- TO BE DONE: Find the line that contains "Parse this screenshot: output"; then retype it and each line after it, exactly, through the final line of the data below.

Collected data entries
______

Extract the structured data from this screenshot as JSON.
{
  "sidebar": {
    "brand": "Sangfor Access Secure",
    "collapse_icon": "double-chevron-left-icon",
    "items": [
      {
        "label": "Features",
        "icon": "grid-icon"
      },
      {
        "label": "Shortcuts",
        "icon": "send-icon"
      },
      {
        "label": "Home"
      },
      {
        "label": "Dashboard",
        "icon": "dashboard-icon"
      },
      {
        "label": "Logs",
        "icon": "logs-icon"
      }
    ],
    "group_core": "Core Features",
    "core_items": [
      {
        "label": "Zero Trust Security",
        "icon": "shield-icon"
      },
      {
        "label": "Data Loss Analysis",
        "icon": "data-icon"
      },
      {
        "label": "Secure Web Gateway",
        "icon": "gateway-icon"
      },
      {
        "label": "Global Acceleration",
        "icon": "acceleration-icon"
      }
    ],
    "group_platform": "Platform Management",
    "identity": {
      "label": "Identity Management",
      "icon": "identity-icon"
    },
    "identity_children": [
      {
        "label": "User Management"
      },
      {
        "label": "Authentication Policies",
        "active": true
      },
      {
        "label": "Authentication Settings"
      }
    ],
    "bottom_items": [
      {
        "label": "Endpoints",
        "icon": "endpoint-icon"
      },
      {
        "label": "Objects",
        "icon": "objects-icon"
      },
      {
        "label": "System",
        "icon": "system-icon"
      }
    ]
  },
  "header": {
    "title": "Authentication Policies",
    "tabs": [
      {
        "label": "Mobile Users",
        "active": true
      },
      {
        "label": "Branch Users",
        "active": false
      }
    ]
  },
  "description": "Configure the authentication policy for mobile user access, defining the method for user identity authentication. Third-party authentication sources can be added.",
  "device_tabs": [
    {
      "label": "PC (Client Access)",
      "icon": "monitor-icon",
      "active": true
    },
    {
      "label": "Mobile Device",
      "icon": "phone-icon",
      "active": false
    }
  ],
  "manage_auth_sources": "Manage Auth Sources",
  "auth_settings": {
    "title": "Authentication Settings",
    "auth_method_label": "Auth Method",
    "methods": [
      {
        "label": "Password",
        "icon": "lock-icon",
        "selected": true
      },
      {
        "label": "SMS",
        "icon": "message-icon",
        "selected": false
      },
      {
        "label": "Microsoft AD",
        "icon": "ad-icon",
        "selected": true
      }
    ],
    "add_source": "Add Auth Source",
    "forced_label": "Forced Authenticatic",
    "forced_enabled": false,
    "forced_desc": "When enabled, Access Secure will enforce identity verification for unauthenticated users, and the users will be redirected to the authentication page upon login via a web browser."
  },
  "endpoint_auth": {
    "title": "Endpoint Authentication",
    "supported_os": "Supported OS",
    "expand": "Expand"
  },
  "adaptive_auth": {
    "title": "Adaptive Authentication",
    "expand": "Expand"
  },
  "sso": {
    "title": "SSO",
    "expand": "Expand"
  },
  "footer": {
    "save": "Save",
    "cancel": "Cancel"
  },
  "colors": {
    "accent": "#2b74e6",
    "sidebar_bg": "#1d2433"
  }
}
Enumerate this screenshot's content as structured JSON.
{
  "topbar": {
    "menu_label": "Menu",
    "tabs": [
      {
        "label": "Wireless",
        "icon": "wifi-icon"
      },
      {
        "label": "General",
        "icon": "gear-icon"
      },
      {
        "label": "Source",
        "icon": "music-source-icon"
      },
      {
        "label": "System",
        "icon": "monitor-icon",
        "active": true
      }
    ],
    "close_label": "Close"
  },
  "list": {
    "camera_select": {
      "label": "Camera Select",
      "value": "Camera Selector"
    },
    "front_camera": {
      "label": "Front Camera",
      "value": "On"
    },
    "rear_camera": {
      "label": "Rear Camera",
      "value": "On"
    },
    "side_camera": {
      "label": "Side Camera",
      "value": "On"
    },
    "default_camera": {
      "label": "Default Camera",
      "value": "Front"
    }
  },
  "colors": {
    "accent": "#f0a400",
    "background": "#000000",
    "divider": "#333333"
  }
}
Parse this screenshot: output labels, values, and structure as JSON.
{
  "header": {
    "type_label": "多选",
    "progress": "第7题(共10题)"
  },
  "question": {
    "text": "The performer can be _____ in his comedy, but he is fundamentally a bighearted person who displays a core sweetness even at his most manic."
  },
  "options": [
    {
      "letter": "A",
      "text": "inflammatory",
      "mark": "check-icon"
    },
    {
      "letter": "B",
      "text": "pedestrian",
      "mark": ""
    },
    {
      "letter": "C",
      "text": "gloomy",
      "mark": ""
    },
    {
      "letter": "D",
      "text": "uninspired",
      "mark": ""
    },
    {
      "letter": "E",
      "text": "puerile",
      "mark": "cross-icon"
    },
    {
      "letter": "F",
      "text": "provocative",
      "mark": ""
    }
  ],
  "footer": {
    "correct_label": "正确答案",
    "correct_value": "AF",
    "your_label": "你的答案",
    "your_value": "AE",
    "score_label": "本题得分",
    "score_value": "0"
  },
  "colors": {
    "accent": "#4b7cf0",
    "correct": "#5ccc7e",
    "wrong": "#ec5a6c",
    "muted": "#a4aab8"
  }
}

______

- EXERCISE RESULT:
Parse this screenshot: output labels, values, and structure as JSON.
{
  "header": {
    "type_label": "多选",
    "progress": "第7题(共10题)"
  },
  "question": {
    "text": "The performer can be _____ in his comedy, but he is fundamentally a bighearted person who displays a core sweetness even at his most manic."
  },
  "options": [
    {
      "letter": "A",
      "text": "inflammatory",
      "mark": "check-icon"
    },
    {
      "letter": "B",
      "text": "pedestrian",
      "mark": ""
    },
    {
      "letter": "C",
      "text": "gloomy",
      "mark": ""
    },
    {
      "letter": "D",
      "text": "uninspired",
      "mark": ""
    },
    {
      "letter": "E",
      "text": "puerile",
      "mark": "cross-icon"
    },
    {
      "letter": "F",
      "text": "provocative",
      "mark": ""
    }
  ],
  "footer": {
    "correct_label": "正确答案",
    "correct_value": "AF",
    "your_label": "你的答案",
    "your_value": "AE",
    "score_label": "本题得分",
    "score_value": "0"
  },
  "colors": {
    "accent": "#4b7cf0",
    "correct": "#5ccc7e",
    "wrong": "#ec5a6c",
    "muted": "#a4aab8"
  }
}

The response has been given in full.